(What to do): Take every line from the listing below that contains "llave".

====================

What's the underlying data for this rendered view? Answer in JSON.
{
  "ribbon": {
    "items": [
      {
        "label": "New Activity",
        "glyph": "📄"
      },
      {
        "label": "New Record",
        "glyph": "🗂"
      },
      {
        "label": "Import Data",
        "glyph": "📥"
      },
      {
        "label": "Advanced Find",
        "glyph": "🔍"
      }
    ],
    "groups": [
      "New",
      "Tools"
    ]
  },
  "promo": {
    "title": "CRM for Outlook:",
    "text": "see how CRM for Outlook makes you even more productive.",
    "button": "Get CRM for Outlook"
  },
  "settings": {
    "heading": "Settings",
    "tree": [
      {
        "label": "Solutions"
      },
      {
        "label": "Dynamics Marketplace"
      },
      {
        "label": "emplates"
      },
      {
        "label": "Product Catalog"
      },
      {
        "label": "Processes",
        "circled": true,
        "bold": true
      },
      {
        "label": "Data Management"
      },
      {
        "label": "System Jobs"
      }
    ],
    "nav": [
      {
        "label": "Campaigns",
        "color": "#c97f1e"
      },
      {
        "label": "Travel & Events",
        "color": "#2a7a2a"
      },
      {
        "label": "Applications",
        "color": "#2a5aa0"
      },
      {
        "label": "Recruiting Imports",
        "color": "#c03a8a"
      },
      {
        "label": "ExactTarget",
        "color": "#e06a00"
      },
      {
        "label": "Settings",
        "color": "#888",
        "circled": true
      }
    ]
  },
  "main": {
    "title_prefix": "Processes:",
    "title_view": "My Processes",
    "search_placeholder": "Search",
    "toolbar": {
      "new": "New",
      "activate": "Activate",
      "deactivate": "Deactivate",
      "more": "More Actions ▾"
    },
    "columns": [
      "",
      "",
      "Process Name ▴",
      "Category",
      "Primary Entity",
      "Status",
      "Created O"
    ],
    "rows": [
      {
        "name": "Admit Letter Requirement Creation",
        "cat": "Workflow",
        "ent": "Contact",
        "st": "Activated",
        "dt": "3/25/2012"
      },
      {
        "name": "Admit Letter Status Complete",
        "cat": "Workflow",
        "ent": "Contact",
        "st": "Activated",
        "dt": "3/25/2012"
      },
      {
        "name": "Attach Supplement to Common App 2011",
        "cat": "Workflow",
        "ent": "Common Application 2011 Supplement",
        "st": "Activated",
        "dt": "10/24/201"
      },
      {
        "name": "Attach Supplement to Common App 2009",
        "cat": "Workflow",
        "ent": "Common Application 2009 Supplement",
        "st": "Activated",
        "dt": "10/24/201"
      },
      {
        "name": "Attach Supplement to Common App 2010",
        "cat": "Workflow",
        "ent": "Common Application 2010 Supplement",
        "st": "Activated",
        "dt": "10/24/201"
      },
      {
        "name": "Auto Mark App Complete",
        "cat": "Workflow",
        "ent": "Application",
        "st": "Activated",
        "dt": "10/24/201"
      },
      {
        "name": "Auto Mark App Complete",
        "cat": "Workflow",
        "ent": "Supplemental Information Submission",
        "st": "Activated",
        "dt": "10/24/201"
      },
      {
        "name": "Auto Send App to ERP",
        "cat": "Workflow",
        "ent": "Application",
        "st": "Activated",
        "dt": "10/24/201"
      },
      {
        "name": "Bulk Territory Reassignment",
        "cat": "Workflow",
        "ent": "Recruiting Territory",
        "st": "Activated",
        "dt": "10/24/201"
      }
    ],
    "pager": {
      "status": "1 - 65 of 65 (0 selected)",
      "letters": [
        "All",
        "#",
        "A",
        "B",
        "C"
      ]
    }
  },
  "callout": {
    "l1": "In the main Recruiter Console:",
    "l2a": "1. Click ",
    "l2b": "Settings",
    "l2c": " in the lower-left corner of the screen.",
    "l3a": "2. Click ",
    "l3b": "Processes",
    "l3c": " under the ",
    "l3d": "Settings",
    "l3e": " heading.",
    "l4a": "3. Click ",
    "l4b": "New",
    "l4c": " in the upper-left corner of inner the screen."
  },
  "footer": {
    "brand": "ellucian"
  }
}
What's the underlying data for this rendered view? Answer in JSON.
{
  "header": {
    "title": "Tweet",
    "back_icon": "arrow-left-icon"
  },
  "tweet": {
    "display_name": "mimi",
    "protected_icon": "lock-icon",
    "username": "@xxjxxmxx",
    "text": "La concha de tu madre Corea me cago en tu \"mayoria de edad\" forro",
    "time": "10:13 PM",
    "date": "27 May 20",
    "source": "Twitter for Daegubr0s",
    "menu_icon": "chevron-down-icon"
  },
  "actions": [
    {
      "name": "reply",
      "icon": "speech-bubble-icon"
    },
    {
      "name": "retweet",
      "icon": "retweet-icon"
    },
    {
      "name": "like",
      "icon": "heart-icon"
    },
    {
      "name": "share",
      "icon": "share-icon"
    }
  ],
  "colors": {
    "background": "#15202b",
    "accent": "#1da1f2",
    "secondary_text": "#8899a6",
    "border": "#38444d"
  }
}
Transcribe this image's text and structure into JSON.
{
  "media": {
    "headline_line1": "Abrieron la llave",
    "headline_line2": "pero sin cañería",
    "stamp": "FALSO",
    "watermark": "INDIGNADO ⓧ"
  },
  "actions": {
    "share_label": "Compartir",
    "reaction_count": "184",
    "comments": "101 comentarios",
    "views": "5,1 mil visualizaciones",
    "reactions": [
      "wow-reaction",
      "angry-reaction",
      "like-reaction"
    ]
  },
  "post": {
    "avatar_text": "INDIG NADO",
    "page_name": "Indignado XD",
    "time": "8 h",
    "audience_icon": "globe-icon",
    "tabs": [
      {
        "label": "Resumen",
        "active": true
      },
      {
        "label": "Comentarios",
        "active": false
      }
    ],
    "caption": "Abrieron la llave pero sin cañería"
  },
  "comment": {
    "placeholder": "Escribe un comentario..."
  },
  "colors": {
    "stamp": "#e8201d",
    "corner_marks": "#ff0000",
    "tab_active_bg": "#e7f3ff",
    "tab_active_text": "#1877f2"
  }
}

====================

(Reply):
    "headline_line1": "Abrieron la llave",
    "caption": "Abrieron la llave pero sin cañería"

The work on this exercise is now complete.